--- start TASK DATA ---
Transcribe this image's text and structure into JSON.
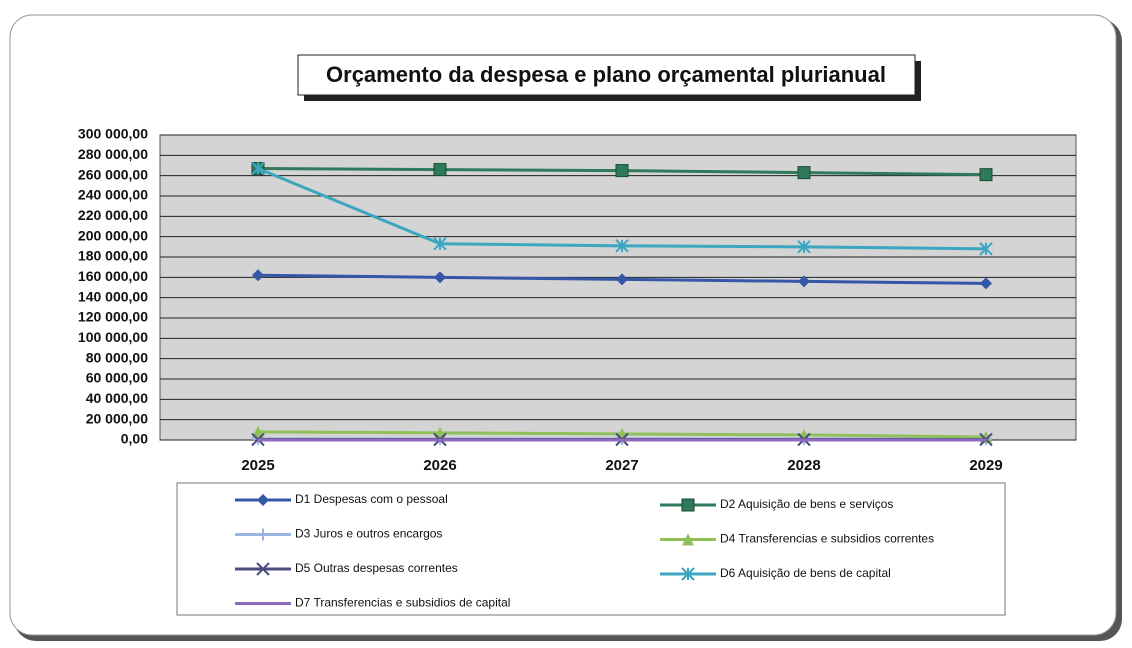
{
  "chart_data": {
    "type": "line",
    "title": "Orçamento da despesa e plano orçamental plurianual",
    "categories": [
      "2025",
      "2026",
      "2027",
      "2028",
      "2029"
    ],
    "ylim": [
      0,
      300000
    ],
    "yticks": [
      {
        "value": 0,
        "label": "0,00"
      },
      {
        "value": 20000,
        "label": "20 000,00"
      },
      {
        "value": 40000,
        "label": "40 000,00"
      },
      {
        "value": 60000,
        "label": "60 000,00"
      },
      {
        "value": 80000,
        "label": "80 000,00"
      },
      {
        "value": 100000,
        "label": "100 000,00"
      },
      {
        "value": 120000,
        "label": "120 000,00"
      },
      {
        "value": 140000,
        "label": "140 000,00"
      },
      {
        "value": 160000,
        "label": "160 000,00"
      },
      {
        "value": 180000,
        "label": "180 000,00"
      },
      {
        "value": 200000,
        "label": "200 000,00"
      },
      {
        "value": 220000,
        "label": "220 000,00"
      },
      {
        "value": 240000,
        "label": "240 000,00"
      },
      {
        "value": 260000,
        "label": "260 000,00"
      },
      {
        "value": 280000,
        "label": "280 000,00"
      },
      {
        "value": 300000,
        "label": "300 000,00"
      }
    ],
    "grid": true,
    "series": [
      {
        "name": "D1 Despesas com o pessoal",
        "color": "#3557a8",
        "marker": "diamond",
        "values": [
          162000,
          160000,
          158000,
          156000,
          154000
        ]
      },
      {
        "name": "D2 Aquisição de bens e serviços",
        "color": "#2e7a5a",
        "marker": "square",
        "values": [
          267000,
          266000,
          265000,
          263000,
          261000
        ]
      },
      {
        "name": "D3 Juros e outros encargos",
        "color": "#9ab6e0",
        "marker": "plus",
        "values": [
          1000,
          1000,
          1000,
          1000,
          1000
        ]
      },
      {
        "name": "D4 Transferencias e subsidios correntes",
        "color": "#8fc05a",
        "marker": "triangle",
        "values": [
          8000,
          7000,
          6000,
          5000,
          3000
        ]
      },
      {
        "name": "D5 Outras despesas correntes",
        "color": "#4b4b80",
        "marker": "x",
        "values": [
          500,
          500,
          500,
          500,
          500
        ]
      },
      {
        "name": "D6 Aquisição de bens de capital",
        "color": "#3aa6c0",
        "marker": "star",
        "values": [
          267000,
          193000,
          191000,
          190000,
          188000
        ]
      },
      {
        "name": "D7 Transferencias e subsidios de capital",
        "color": "#8e6bbf",
        "marker": "none",
        "values": [
          0,
          0,
          0,
          0,
          0
        ]
      }
    ]
  }
}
--- end TASK DATA ---
WRITTEN EXERCISE — Ignore the images and quote every line of the listing exactly.

OUTPUT —
Transcribe this image's text and structure into JSON.
{
  "chart_data": {
    "type": "line",
    "title": "Orçamento da despesa e plano orçamental plurianual",
    "categories": [
      "2025",
      "2026",
      "2027",
      "2028",
      "2029"
    ],
    "ylim": [
      0,
      300000
    ],
    "yticks": [
      {
        "value": 0,
        "label": "0,00"
      },
      {
        "value": 20000,
        "label": "20 000,00"
      },
      {
        "value": 40000,
        "label": "40 000,00"
      },
      {
        "value": 60000,
        "label": "60 000,00"
      },
      {
        "value": 80000,
        "label": "80 000,00"
      },
      {
        "value": 100000,
        "label": "100 000,00"
      },
      {
        "value": 120000,
        "label": "120 000,00"
      },
      {
        "value": 140000,
        "label": "140 000,00"
      },
      {
        "value": 160000,
        "label": "160 000,00"
      },
      {
        "value": 180000,
        "label": "180 000,00"
      },
      {
        "value": 200000,
        "label": "200 000,00"
      },
      {
        "value": 220000,
        "label": "220 000,00"
      },
      {
        "value": 240000,
        "label": "240 000,00"
      },
      {
        "value": 260000,
        "label": "260 000,00"
      },
      {
        "value": 280000,
        "label": "280 000,00"
      },
      {
        "value": 300000,
        "label": "300 000,00"
      }
    ],
    "grid": true,
    "series": [
      {
        "name": "D1 Despesas com o pessoal",
        "color": "#3557a8",
        "marker": "diamond",
        "values": [
          162000,
          160000,
          158000,
          156000,
          154000
        ]
      },
      {
        "name": "D2 Aquisição de bens e serviços",
        "color": "#2e7a5a",
        "marker": "square",
        "values": [
          267000,
          266000,
          265000,
          263000,
          261000
        ]
      },
      {
        "name": "D3 Juros e outros encargos",
        "color": "#9ab6e0",
        "marker": "plus",
        "values": [
          1000,
          1000,
          1000,
          1000,
          1000
        ]
      },
      {
        "name": "D4 Transferencias e subsidios correntes",
        "color": "#8fc05a",
        "marker": "triangle",
        "values": [
          8000,
          7000,
          6000,
          5000,
          3000
        ]
      },
      {
        "name": "D5 Outras despesas correntes",
        "color": "#4b4b80",
        "marker": "x",
        "values": [
          500,
          500,
          500,
          500,
          500
        ]
      },
      {
        "name": "D6 Aquisição de bens de capital",
        "color": "#3aa6c0",
        "marker": "star",
        "values": [
          267000,
          193000,
          191000,
          190000,
          188000
        ]
      },
      {
        "name": "D7 Transferencias e subsidios de capital",
        "color": "#8e6bbf",
        "marker": "none",
        "values": [
          0,
          0,
          0,
          0,
          0
        ]
      }
    ]
  }
}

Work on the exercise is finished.